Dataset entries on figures
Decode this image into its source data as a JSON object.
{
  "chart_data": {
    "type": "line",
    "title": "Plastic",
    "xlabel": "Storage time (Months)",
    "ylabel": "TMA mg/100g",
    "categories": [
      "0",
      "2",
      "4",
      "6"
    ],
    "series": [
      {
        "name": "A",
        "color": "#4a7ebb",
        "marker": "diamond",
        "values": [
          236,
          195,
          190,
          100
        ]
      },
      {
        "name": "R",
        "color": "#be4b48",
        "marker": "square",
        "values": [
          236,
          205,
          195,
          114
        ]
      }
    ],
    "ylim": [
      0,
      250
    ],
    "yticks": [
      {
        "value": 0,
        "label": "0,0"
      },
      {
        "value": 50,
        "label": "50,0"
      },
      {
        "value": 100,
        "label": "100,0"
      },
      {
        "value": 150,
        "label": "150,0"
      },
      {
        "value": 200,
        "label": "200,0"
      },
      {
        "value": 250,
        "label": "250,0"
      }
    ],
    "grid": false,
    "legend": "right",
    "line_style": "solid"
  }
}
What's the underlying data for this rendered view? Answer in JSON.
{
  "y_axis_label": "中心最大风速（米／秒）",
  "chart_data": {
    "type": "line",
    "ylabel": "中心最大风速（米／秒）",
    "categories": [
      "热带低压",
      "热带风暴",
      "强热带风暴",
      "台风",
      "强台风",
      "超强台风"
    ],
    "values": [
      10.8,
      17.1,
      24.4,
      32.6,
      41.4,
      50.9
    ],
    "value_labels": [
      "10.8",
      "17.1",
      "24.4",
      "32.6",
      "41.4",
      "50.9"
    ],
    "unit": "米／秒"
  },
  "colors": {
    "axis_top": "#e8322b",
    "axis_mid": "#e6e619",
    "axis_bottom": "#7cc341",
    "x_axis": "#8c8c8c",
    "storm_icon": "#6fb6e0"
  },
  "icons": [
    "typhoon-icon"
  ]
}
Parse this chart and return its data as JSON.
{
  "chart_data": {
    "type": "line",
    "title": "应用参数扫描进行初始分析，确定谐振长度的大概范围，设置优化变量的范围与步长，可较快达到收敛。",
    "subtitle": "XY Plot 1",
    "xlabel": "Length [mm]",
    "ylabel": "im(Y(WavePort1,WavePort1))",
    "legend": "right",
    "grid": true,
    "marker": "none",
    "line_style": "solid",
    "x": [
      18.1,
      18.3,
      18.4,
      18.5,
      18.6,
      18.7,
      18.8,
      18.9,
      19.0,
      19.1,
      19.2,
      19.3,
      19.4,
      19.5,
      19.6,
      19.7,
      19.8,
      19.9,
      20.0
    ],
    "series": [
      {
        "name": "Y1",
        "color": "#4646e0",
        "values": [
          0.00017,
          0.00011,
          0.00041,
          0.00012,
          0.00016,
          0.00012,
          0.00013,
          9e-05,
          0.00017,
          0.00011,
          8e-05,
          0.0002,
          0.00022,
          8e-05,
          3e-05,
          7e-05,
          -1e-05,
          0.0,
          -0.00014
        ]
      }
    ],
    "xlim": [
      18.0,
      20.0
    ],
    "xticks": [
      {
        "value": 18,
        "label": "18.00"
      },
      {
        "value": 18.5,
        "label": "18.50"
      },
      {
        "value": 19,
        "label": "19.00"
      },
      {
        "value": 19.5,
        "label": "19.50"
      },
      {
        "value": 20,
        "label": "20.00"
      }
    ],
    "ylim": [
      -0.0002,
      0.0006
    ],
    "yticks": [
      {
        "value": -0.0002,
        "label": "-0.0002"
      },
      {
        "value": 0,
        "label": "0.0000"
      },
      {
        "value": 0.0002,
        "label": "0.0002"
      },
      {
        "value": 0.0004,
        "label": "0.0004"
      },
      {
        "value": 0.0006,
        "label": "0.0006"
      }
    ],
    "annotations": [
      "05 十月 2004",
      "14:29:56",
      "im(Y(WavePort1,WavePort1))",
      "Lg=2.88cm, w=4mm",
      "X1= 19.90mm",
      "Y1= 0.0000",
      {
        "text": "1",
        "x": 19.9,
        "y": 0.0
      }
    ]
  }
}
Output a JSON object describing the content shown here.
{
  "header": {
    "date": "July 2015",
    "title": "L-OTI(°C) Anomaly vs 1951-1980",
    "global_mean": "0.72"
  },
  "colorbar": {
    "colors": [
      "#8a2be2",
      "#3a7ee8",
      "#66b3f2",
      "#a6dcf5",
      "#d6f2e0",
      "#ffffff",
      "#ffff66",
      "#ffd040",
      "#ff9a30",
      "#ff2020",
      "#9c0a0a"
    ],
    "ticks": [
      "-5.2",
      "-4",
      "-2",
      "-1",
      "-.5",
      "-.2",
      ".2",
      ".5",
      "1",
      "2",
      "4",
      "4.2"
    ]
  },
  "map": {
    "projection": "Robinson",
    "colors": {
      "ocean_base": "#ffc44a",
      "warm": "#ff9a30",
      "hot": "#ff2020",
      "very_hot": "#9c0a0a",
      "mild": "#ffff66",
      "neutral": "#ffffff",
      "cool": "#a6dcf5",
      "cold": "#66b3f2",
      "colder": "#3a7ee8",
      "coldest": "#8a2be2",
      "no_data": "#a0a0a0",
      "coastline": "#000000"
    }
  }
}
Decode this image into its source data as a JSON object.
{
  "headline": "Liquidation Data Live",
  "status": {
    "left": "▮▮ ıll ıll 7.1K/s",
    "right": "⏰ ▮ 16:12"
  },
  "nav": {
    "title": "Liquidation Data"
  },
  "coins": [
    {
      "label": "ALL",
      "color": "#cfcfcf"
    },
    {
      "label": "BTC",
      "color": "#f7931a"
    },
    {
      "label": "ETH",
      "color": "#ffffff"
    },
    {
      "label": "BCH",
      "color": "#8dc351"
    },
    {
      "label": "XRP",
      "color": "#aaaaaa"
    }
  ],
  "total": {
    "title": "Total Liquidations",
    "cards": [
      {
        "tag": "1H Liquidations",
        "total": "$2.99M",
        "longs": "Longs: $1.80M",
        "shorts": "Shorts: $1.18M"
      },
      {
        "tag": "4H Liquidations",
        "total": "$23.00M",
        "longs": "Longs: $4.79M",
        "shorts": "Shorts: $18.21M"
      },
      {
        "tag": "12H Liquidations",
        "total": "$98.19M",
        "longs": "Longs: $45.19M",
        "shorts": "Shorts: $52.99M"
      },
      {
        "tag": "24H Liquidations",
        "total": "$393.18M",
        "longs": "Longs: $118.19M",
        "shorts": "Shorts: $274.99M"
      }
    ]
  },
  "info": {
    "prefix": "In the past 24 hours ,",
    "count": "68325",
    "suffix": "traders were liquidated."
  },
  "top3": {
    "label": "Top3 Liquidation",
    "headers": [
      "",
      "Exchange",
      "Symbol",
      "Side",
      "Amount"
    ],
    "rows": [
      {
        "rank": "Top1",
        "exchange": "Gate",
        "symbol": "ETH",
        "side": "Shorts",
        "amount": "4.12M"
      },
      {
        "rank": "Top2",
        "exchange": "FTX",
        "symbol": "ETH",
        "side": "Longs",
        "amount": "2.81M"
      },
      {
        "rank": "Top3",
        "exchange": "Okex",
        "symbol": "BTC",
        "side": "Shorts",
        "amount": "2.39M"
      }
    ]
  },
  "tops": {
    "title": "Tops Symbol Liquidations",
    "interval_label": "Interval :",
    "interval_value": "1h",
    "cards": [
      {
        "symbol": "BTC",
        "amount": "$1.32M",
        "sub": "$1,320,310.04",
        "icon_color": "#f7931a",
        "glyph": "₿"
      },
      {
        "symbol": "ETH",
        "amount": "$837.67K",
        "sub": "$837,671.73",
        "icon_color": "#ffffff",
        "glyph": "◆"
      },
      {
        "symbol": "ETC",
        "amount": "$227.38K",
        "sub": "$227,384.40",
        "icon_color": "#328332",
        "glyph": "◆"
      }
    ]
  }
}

- **Set task**
Which lines hold the word "ylabel"? Copy every one of them.

- **Solution to this problem**
    "ylabel": "TMA mg/100g",
    "ylabel": "中心最大风速（米／秒）",
    "ylabel": "im(Y(WavePort1,WavePort1))",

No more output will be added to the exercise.